Collected data entries:

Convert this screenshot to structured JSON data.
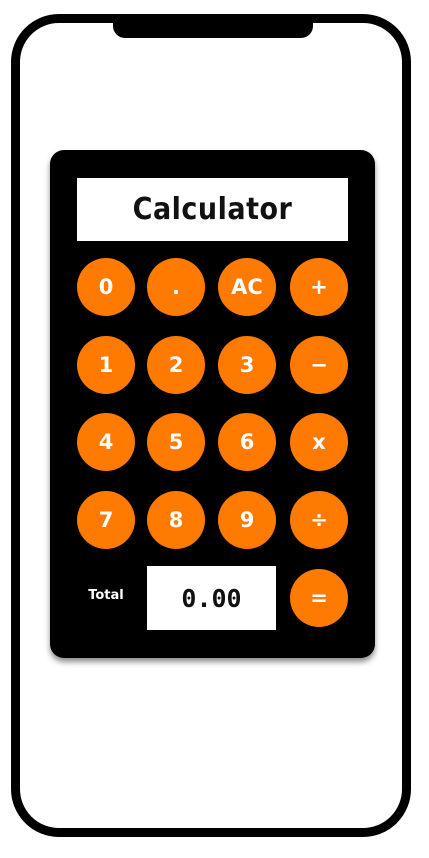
{
  "title": "Calculator",
  "keys": {
    "zero": "0",
    "dot": ".",
    "clear": "AC",
    "plus": "+",
    "one": "1",
    "two": "2",
    "three": "3",
    "minus": "−",
    "four": "4",
    "five": "5",
    "six": "6",
    "times": "x",
    "seven": "7",
    "eight": "8",
    "nine": "9",
    "divide": "÷",
    "equals": "="
  },
  "total": {
    "label": "Total",
    "value": "0.00"
  },
  "colors": {
    "accent": "#ff7a00",
    "body": "#000000",
    "display": "#ffffff"
  }
}
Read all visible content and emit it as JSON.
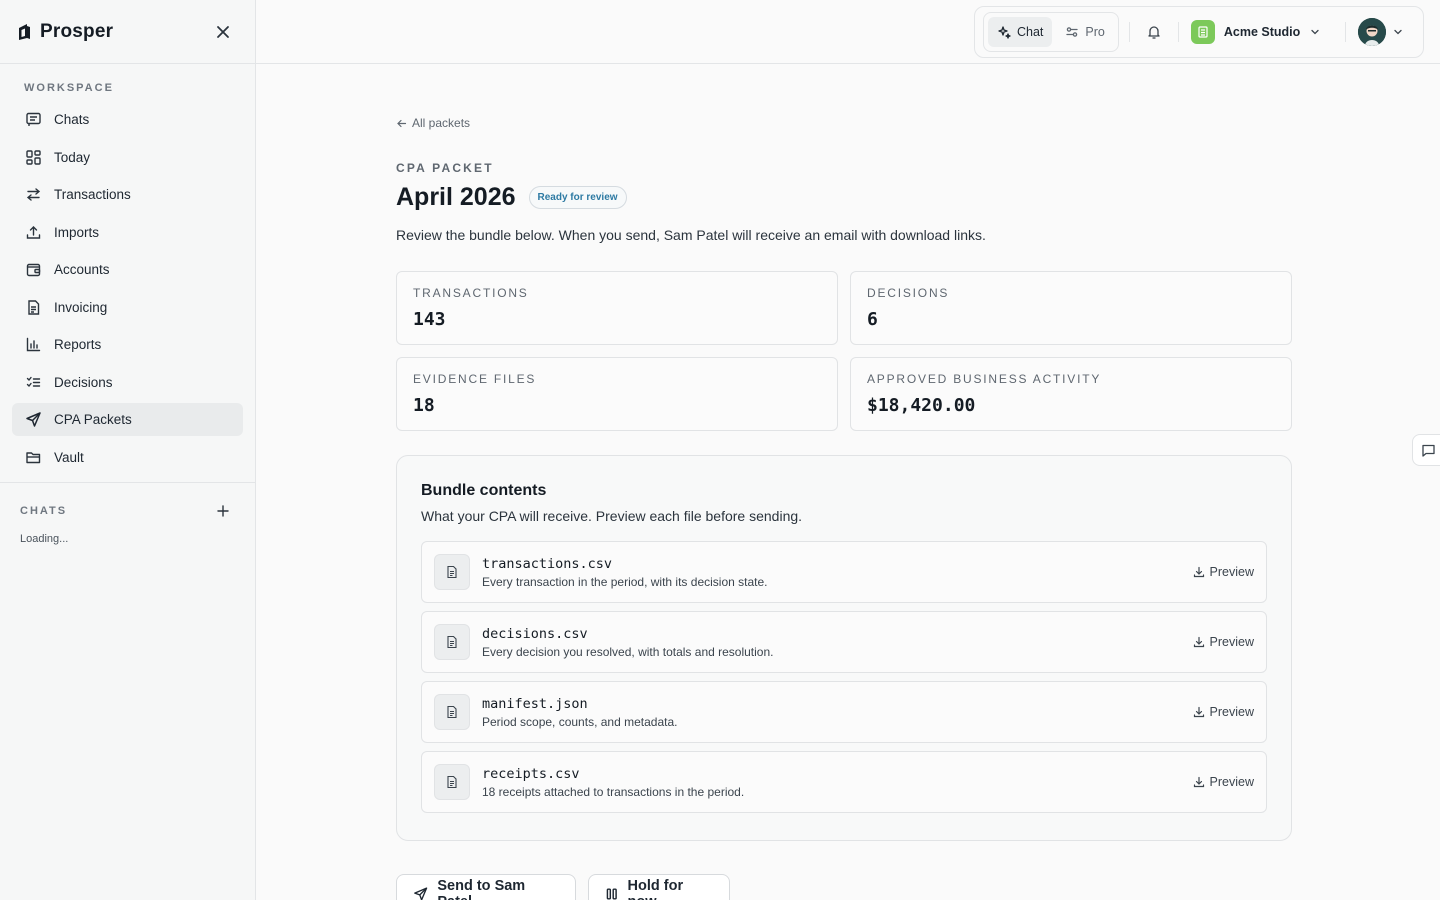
{
  "app": {
    "name": "Prosper"
  },
  "sidebar": {
    "workspace_label": "WORKSPACE",
    "items": [
      {
        "label": "Chats",
        "icon": "chat-icon",
        "active": false
      },
      {
        "label": "Today",
        "icon": "grid-icon",
        "active": false
      },
      {
        "label": "Transactions",
        "icon": "arrows-icon",
        "active": false
      },
      {
        "label": "Imports",
        "icon": "upload-icon",
        "active": false
      },
      {
        "label": "Accounts",
        "icon": "wallet-icon",
        "active": false
      },
      {
        "label": "Invoicing",
        "icon": "document-icon",
        "active": false
      },
      {
        "label": "Reports",
        "icon": "bar-chart-icon",
        "active": false
      },
      {
        "label": "Decisions",
        "icon": "checklist-icon",
        "active": false
      },
      {
        "label": "CPA Packets",
        "icon": "send-icon",
        "active": true
      },
      {
        "label": "Vault",
        "icon": "folder-icon",
        "active": false
      }
    ],
    "chats_label": "CHATS",
    "chats_status": "Loading..."
  },
  "topbar": {
    "modes": [
      {
        "label": "Chat",
        "icon": "sparkle-icon",
        "active": true
      },
      {
        "label": "Pro",
        "icon": "sliders-icon",
        "active": false
      }
    ],
    "org_name": "Acme Studio"
  },
  "packet": {
    "back_label": "All packets",
    "eyebrow": "CPA PACKET",
    "title": "April 2026",
    "status_badge": "Ready for review",
    "description": "Review the bundle below. When you send, Sam Patel will receive an email with download links."
  },
  "stats": [
    {
      "label": "TRANSACTIONS",
      "value": "143"
    },
    {
      "label": "DECISIONS",
      "value": "6"
    },
    {
      "label": "EVIDENCE FILES",
      "value": "18"
    },
    {
      "label": "APPROVED BUSINESS ACTIVITY",
      "value": "$18,420.00"
    }
  ],
  "bundle": {
    "title": "Bundle contents",
    "subtitle": "What your CPA will receive. Preview each file before sending.",
    "preview_label": "Preview",
    "files": [
      {
        "name": "transactions.csv",
        "description": "Every transaction in the period, with its decision state."
      },
      {
        "name": "decisions.csv",
        "description": "Every decision you resolved, with totals and resolution."
      },
      {
        "name": "manifest.json",
        "description": "Period scope, counts, and metadata."
      },
      {
        "name": "receipts.csv",
        "description": "18 receipts attached to transactions in the period."
      }
    ]
  },
  "actions": {
    "send_label": "Send to Sam Patel",
    "hold_label": "Hold for now"
  },
  "colors": {
    "accent_badge": "#2d7aa3",
    "org_avatar": "#7cc95a",
    "active_nav": "#e9ebec"
  }
}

:: Aim ::
Each line of the data should be quoted exactly, with pictures left out.

:: Solution ::
Convert this screenshot to structured JSON data.
{
  "title": "Calculator",
  "keys": {
    "zero": "0",
    "dot": ".",
    "clear": "AC",
    "plus": "+",
    "one": "1",
    "two": "2",
    "three": "3",
    "minus": "−",
    "four": "4",
    "five": "5",
    "six": "6",
    "times": "x",
    "seven": "7",
    "eight": "8",
    "nine": "9",
    "divide": "÷",
    "equals": "="
  },
  "total": {
    "label": "Total",
    "value": "0.00"
  },
  "colors": {
    "accent": "#ff7a00",
    "body": "#000000",
    "display": "#ffffff"
  }
}
Read all visible content and emit it as JSON.
{
  "app": {
    "name": "Prosper"
  },
  "sidebar": {
    "workspace_label": "WORKSPACE",
    "items": [
      {
        "label": "Chats",
        "icon": "chat-icon",
        "active": false
      },
      {
        "label": "Today",
        "icon": "grid-icon",
        "active": false
      },
      {
        "label": "Transactions",
        "icon": "arrows-icon",
        "active": false
      },
      {
        "label": "Imports",
        "icon": "upload-icon",
        "active": false
      },
      {
        "label": "Accounts",
        "icon": "wallet-icon",
        "active": false
      },
      {
        "label": "Invoicing",
        "icon": "document-icon",
        "active": false
      },
      {
        "label": "Reports",
        "icon": "bar-chart-icon",
        "active": false
      },
      {
        "label": "Decisions",
        "icon": "checklist-icon",
        "active": false
      },
      {
        "label": "CPA Packets",
        "icon": "send-icon",
        "active": true
      },
      {
        "label": "Vault",
        "icon": "folder-icon",
        "active": false
      }
    ],
    "chats_label": "CHATS",
    "chats_status": "Loading..."
  },
  "topbar": {
    "modes": [
      {
        "label": "Chat",
        "icon": "sparkle-icon",
        "active": true
      },
      {
        "label": "Pro",
        "icon": "sliders-icon",
        "active": false
      }
    ],
    "org_name": "Acme Studio"
  },
  "packet": {
    "back_label": "All packets",
    "eyebrow": "CPA PACKET",
    "title": "April 2026",
    "status_badge": "Ready for review",
    "description": "Review the bundle below. When you send, Sam Patel will receive an email with download links."
  },
  "stats": [
    {
      "label": "TRANSACTIONS",
      "value": "143"
    },
    {
      "label": "DECISIONS",
      "value": "6"
    },
    {
      "label": "EVIDENCE FILES",
      "value": "18"
    },
    {
      "label": "APPROVED BUSINESS ACTIVITY",
      "value": "$18,420.00"
    }
  ],
  "bundle": {
    "title": "Bundle contents",
    "subtitle": "What your CPA will receive. Preview each file before sending.",
    "preview_label": "Preview",
    "files": [
      {
        "name": "transactions.csv",
        "description": "Every transaction in the period, with its decision state."
      },
      {
        "name": "decisions.csv",
        "description": "Every decision you resolved, with totals and resolution."
      },
      {
        "name": "manifest.json",
        "description": "Period scope, counts, and metadata."
      },
      {
        "name": "receipts.csv",
        "description": "18 receipts attached to transactions in the period."
      }
    ]
  },
  "actions": {
    "send_label": "Send to Sam Patel",
    "hold_label": "Hold for now"
  },
  "colors": {
    "accent_badge": "#2d7aa3",
    "org_avatar": "#7cc95a",
    "active_nav": "#e9ebec"
  }
}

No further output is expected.